# EXCERPT TO READ

For instance, if someone were to claim that Chinese people crossed the Bering Strait to reach the Americas ten thousand years ago, and therefore the Americas were first developed by the Chinese—even if it were true, there was no such country as “China” ten thousand years ago. Who, then, were these “Chinese people”? Does the term refer to individuals who lived in what is now Chinese territory at that time? And what is their relationship to the Chinese people of today? At most, they could be regarded as the ancestors of modern Chinese. To assert that a region belonged to China ten thousand years ago is therefore historically inaccurate, because China did not yet exist.
Regarding the territorial scope of “historical-period China,” the late Professor Tan Qixiang, in the editorial principles of the Historical Atlas of China (Volume I, SinoMaps Press, 1982), established the following guideline:
The territory of China between the 1750s—after the Qing Dynasty completed national unification—and the 1840s—prior to the imperialist invasions—represents the spatial extent shaped by several millennia of historical development. All ethnic groups active within this geographical scope during the historical period are considered part of Chinese history, and the regimes they established are regarded as integral components of China’s historical polity. In certain historical periods, some regimes exercised jurisdiction over territories that lay partly within and partly beyond the scope of China. In such cases, classification is determined based on the location of the regime’s political center (e.g. its capital). If the center fell within the scope, the regime is categorized as a Chinese regime; if it lay beyond, it is regarded as a neighboring (foreign) regime.

# DATASET ROWS

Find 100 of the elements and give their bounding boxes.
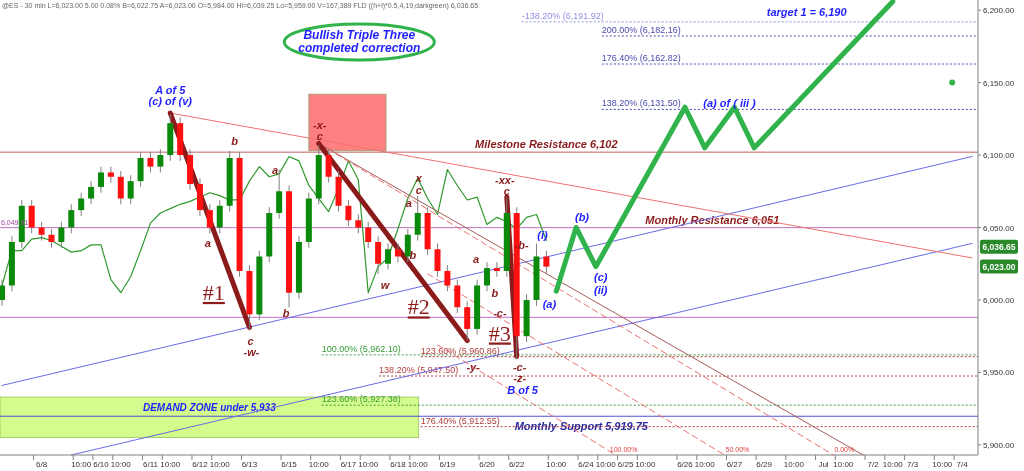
candlestick [78, 192, 85, 217]
x-tick-label: 7/4 [956, 460, 969, 469]
annotation: b [491, 286, 499, 299]
candlestick [216, 199, 223, 234]
x-tick-label: 7/2 [867, 460, 880, 469]
candlestick [68, 203, 75, 234]
annotation: B of 5 [507, 383, 539, 396]
y-tick-label: 6,050.00 [983, 223, 1015, 233]
candlestick [345, 199, 352, 227]
annotation: -xx- [495, 173, 515, 186]
candlestick [97, 166, 104, 194]
ref-line-label: 100.00% (5,962.10) [321, 343, 401, 354]
x-tick-label: 6/10 [93, 460, 110, 469]
x-tick-label: 6/26 [677, 460, 694, 469]
x-tick-label: 6/27 [726, 460, 743, 469]
candlestick [48, 228, 55, 249]
x-tick-label: 10:00 [932, 460, 953, 469]
annotation: a [272, 163, 279, 176]
ref-line-label: 176.40% (5,912.55) [420, 415, 500, 426]
x-tick-label: 10:00 [407, 460, 429, 469]
x-tick-label: 6/17 [340, 460, 357, 469]
annotation: Bullish Triple Three completed correction [298, 28, 421, 56]
x-tick-label: 10:00 [110, 460, 132, 469]
candlestick [493, 261, 500, 278]
annotation: (b) [575, 211, 590, 224]
annotation: c [247, 334, 254, 347]
annotation: x [414, 172, 423, 185]
candlestick [137, 151, 144, 188]
x-tick-label: 6/8 [36, 460, 48, 469]
x-tick-label: 6/13 [241, 460, 258, 469]
annotation: (c) [594, 270, 608, 283]
annotation: A of 5 [154, 83, 187, 96]
annotation: -w- [243, 346, 260, 359]
annotation: b [231, 134, 239, 147]
ref-line-label: 123.60% (5,927.38) [321, 394, 401, 405]
candlestick [28, 199, 35, 234]
ref-line-label: Milestone Resistance 6,102 [475, 138, 618, 151]
annotation: b [282, 306, 290, 319]
candlestick [355, 213, 362, 234]
candlestick [385, 242, 392, 271]
annotation: c [503, 185, 510, 198]
ref-line-label: 176.40% (6,162.82) [601, 53, 681, 64]
candlestick [276, 169, 283, 220]
x-tick-label: 6/24 [578, 460, 595, 469]
candlestick [484, 261, 490, 292]
text: 6,023.00 [982, 261, 1016, 272]
annotation: #3 [488, 320, 511, 346]
annotation: #1 [202, 279, 225, 305]
candlestick [444, 264, 451, 292]
x-tick-label: 6/20 [479, 460, 496, 469]
candlestick [107, 166, 114, 184]
x-tick-label: 10:00 [160, 460, 181, 469]
x-tick-label: 10:00 [308, 460, 330, 469]
x-tick-label: 6/25 [617, 460, 634, 469]
x-tick-label: 6/22 [508, 460, 526, 469]
ref-line-label: Monthly Support 5,919.75 [514, 420, 649, 433]
annotation: -c- [512, 360, 527, 373]
x-tick-label: 6/12 [192, 460, 209, 469]
annotation: a [473, 253, 480, 266]
y-tick-label: 6,000.00 [983, 295, 1015, 305]
candlestick [127, 174, 134, 205]
x-tick-label: 6/19 [439, 460, 456, 469]
annotation: (ii) [594, 283, 608, 296]
x-tick-label: 7/3 [907, 460, 919, 469]
annotation: -x- [313, 118, 327, 131]
ref-line-label: 123.60% (5,960.86) [420, 345, 500, 356]
candlestick [375, 235, 382, 275]
candlestick [117, 170, 124, 205]
annotation: #2 [407, 294, 430, 320]
annotation: a [405, 196, 412, 209]
annotation: target 1 = 6,190 [766, 5, 848, 18]
candlestick [464, 300, 471, 342]
candlestick [434, 242, 441, 278]
candlestick [543, 250, 550, 275]
annotation: -c- [493, 306, 507, 319]
x-tick-label: 10:00 [358, 460, 379, 469]
band-label: DEMAND ZONE under 5,933 [142, 402, 277, 414]
x-tick-label: 10:00 [595, 460, 617, 469]
candlestick [454, 279, 461, 314]
x-tick-label: 10:00 [546, 460, 567, 469]
y-tick-label: 5,950.00 [983, 368, 1015, 378]
candlestick [394, 242, 401, 263]
candlestick [365, 221, 372, 249]
candlestick [404, 228, 411, 263]
annotation: (a) [542, 298, 557, 311]
candlestick [58, 221, 65, 249]
candlestick [147, 151, 154, 173]
candlestick [157, 148, 164, 173]
annotation: -y- [466, 360, 481, 373]
x-tick-label: 6/18 [390, 460, 407, 469]
ref-line-label: 200.00% (6,182.16) [601, 24, 681, 35]
annotation: a [204, 237, 211, 250]
candlestick [38, 221, 45, 242]
candlestick [206, 203, 213, 234]
x-tick-label: 10:00 [783, 460, 805, 469]
x-tick-label: 6/29 [756, 460, 773, 469]
candlestick [88, 180, 95, 205]
annotation: (a) of ( iii ) [703, 96, 757, 109]
candlestick [0, 279, 5, 307]
candlestick [325, 148, 332, 184]
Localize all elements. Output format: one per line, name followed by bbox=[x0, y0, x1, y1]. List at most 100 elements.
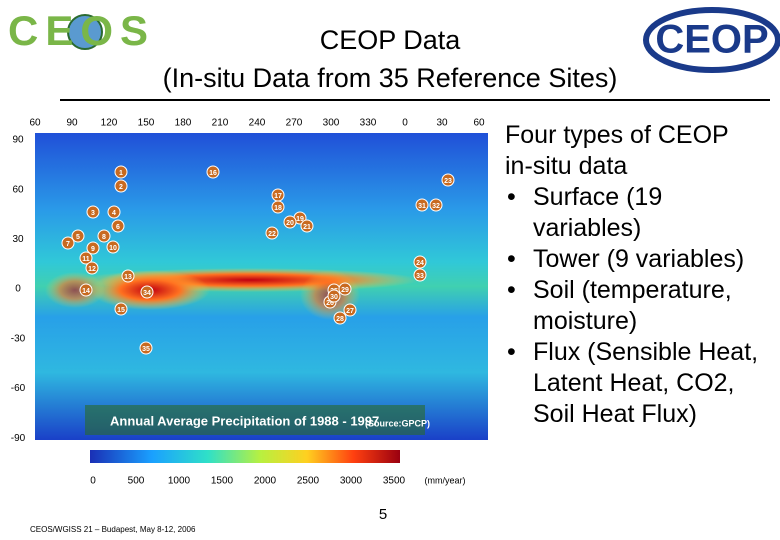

# EXERCISE DIRECTIONS
List every question posed in the passage above on the territorial scope of historical China, quoting each one in full.

# SOLUTION FOR THIS EXERCISE
Who, then, were these “Chinese people”?
Does the term refer to individuals who lived in what is now Chinese territory at that time?
And what is their relationship to the Chinese people of today?